### STATED PROBLEM
Read through the records below and copy each line that uses the word "cube".

## start MATERIAL SHOWN

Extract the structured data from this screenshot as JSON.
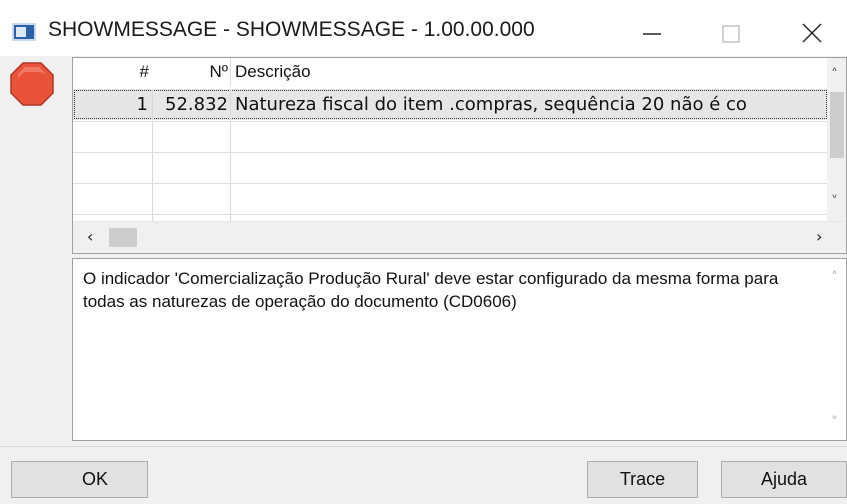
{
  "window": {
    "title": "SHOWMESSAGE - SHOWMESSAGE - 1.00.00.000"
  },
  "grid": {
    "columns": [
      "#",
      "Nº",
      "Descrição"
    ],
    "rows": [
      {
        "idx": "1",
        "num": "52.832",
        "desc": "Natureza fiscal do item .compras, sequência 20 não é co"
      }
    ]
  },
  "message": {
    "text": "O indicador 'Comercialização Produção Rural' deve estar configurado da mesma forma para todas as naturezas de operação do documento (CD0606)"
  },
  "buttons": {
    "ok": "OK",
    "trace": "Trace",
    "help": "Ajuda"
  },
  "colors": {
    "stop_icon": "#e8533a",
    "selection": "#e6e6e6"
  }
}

## end MATERIAL SHOWN
## start MATERIAL SHOWN

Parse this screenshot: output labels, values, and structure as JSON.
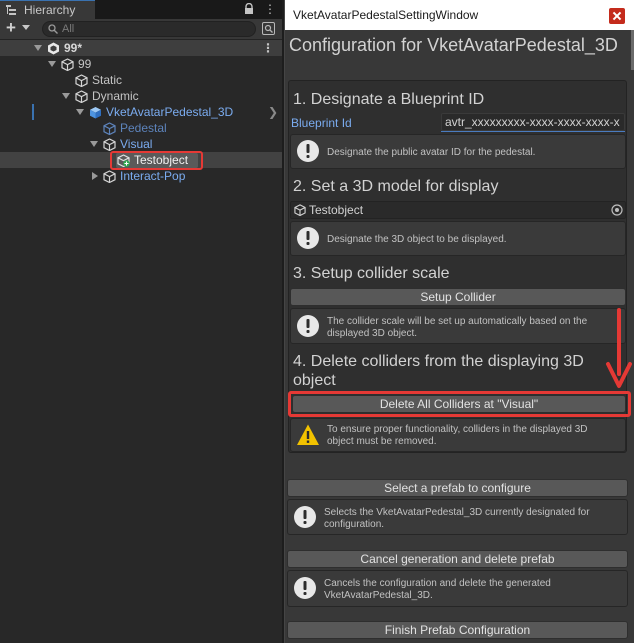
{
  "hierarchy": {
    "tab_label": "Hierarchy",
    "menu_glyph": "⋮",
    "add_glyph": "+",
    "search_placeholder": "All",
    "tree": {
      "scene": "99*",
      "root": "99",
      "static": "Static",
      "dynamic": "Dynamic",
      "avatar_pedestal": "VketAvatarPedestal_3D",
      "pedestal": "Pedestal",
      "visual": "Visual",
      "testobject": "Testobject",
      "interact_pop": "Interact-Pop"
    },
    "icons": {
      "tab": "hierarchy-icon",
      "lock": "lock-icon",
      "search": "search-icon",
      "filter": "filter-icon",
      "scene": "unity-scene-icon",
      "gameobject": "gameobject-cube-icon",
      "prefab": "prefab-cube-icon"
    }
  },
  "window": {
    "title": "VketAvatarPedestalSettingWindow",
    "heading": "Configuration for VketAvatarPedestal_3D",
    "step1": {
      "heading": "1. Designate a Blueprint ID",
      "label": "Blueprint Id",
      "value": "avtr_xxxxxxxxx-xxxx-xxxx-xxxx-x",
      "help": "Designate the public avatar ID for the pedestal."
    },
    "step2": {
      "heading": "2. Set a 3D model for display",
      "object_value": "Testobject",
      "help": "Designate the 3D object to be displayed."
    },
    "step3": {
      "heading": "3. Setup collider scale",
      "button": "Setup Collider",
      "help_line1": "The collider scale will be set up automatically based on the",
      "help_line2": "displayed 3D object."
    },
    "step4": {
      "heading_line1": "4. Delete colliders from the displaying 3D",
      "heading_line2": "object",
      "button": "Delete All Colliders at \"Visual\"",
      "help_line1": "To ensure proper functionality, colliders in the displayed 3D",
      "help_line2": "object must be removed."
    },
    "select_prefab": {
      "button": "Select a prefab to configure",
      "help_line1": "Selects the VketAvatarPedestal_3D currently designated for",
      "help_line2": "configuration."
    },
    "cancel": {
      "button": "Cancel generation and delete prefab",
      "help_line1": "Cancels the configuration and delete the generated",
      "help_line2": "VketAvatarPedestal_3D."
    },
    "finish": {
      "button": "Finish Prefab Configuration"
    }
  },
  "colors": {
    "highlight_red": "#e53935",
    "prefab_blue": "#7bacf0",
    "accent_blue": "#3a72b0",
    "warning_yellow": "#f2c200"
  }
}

## end MATERIAL SHOWN
## start MATERIAL SHOWN

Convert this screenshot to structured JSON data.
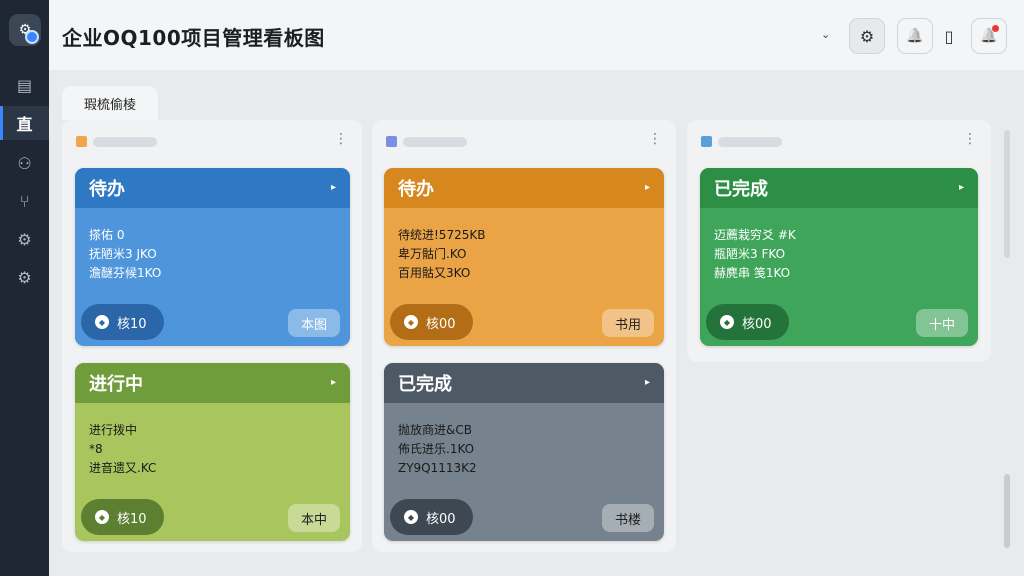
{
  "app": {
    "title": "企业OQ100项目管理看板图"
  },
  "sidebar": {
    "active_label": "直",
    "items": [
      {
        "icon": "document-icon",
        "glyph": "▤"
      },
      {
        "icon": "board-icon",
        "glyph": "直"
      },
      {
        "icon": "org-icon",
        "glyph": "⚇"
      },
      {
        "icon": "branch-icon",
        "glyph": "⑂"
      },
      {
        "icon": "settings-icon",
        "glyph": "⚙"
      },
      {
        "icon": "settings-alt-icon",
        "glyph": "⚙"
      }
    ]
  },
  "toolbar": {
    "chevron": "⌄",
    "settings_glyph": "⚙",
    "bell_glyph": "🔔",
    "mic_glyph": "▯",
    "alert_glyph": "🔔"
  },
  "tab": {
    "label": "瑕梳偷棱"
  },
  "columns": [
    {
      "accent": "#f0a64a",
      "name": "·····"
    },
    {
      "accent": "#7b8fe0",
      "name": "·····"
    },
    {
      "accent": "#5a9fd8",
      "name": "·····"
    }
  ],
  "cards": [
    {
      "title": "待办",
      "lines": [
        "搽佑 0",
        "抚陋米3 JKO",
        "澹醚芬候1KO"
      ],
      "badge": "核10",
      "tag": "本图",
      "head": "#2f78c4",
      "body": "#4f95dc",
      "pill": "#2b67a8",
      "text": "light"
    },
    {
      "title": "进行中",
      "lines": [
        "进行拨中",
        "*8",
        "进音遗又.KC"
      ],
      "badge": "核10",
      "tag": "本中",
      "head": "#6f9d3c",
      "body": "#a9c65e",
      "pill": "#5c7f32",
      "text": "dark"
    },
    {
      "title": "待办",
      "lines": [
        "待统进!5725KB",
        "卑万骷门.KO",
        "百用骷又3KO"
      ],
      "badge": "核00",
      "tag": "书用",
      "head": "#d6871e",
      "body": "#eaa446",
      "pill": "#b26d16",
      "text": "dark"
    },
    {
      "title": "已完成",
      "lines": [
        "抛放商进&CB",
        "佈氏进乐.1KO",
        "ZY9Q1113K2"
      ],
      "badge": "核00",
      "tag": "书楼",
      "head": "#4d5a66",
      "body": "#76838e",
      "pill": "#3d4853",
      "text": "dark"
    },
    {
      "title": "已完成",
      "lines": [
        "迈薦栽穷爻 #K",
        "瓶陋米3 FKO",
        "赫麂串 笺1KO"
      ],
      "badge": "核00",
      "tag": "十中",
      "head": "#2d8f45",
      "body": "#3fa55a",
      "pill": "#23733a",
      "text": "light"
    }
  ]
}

## end MATERIAL SHOWN

### SOLVED EXERCISE
      "gameobject": "gameobject-cube-icon",
      "prefab": "prefab-cube-icon"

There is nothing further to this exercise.